### Dataset listings of figures:
══════════════════════════════

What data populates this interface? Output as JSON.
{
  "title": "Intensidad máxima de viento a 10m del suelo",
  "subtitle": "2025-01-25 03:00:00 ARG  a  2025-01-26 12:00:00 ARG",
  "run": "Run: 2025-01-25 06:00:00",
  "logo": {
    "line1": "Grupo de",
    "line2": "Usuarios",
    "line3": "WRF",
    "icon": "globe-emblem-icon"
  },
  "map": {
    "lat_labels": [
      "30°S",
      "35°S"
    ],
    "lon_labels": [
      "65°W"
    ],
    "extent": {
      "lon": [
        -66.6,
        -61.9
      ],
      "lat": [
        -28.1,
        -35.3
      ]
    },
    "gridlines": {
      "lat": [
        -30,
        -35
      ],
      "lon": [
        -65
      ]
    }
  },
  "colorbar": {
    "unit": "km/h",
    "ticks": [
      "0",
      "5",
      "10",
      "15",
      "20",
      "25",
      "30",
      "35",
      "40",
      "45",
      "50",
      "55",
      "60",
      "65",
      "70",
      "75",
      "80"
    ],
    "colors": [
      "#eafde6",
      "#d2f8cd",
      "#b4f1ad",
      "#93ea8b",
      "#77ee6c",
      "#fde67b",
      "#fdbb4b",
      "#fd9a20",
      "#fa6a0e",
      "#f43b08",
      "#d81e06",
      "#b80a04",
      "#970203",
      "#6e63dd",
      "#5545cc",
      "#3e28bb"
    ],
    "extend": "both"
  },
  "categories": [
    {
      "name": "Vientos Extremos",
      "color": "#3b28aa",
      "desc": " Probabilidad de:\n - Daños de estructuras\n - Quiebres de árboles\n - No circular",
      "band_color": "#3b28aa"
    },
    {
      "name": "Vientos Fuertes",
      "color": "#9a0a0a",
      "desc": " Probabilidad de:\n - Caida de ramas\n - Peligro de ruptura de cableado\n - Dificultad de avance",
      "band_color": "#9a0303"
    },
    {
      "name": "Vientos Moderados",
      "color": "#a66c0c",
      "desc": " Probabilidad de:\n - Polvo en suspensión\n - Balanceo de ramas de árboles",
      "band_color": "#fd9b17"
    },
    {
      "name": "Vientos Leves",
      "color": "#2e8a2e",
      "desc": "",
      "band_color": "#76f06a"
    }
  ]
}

══════════════════════════════

### Set task:
Write out the records shown above, exactly as they appear.

### Written answer:
What data populates this interface? Output as JSON.
{
  "title": "Intensidad máxima de viento a 10m del suelo",
  "subtitle": "2025-01-25 03:00:00 ARG  a  2025-01-26 12:00:00 ARG",
  "run": "Run: 2025-01-25 06:00:00",
  "logo": {
    "line1": "Grupo de",
    "line2": "Usuarios",
    "line3": "WRF",
    "icon": "globe-emblem-icon"
  },
  "map": {
    "lat_labels": [
      "30°S",
      "35°S"
    ],
    "lon_labels": [
      "65°W"
    ],
    "extent": {
      "lon": [
        -66.6,
        -61.9
      ],
      "lat": [
        -28.1,
        -35.3
      ]
    },
    "gridlines": {
      "lat": [
        -30,
        -35
      ],
      "lon": [
        -65
      ]
    }
  },
  "colorbar": {
    "unit": "km/h",
    "ticks": [
      "0",
      "5",
      "10",
      "15",
      "20",
      "25",
      "30",
      "35",
      "40",
      "45",
      "50",
      "55",
      "60",
      "65",
      "70",
      "75",
      "80"
    ],
    "colors": [
      "#eafde6",
      "#d2f8cd",
      "#b4f1ad",
      "#93ea8b",
      "#77ee6c",
      "#fde67b",
      "#fdbb4b",
      "#fd9a20",
      "#fa6a0e",
      "#f43b08",
      "#d81e06",
      "#b80a04",
      "#970203",
      "#6e63dd",
      "#5545cc",
      "#3e28bb"
    ],
    "extend": "both"
  },
  "categories": [
    {
      "name": "Vientos Extremos",
      "color": "#3b28aa",
      "desc": " Probabilidad de:\n - Daños de estructuras\n - Quiebres de árboles\n - No circular",
      "band_color": "#3b28aa"
    },
    {
      "name": "Vientos Fuertes",
      "color": "#9a0a0a",
      "desc": " Probabilidad de:\n - Caida de ramas\n - Peligro de ruptura de cableado\n - Dificultad de avance",
      "band_color": "#9a0303"
    },
    {
      "name": "Vientos Moderados",
      "color": "#a66c0c",
      "desc": " Probabilidad de:\n - Polvo en suspensión\n - Balanceo de ramas de árboles",
      "band_color": "#fd9b17"
    },
    {
      "name": "Vientos Leves",
      "color": "#2e8a2e",
      "desc": "",
      "band_color": "#76f06a"
    }
  ]
}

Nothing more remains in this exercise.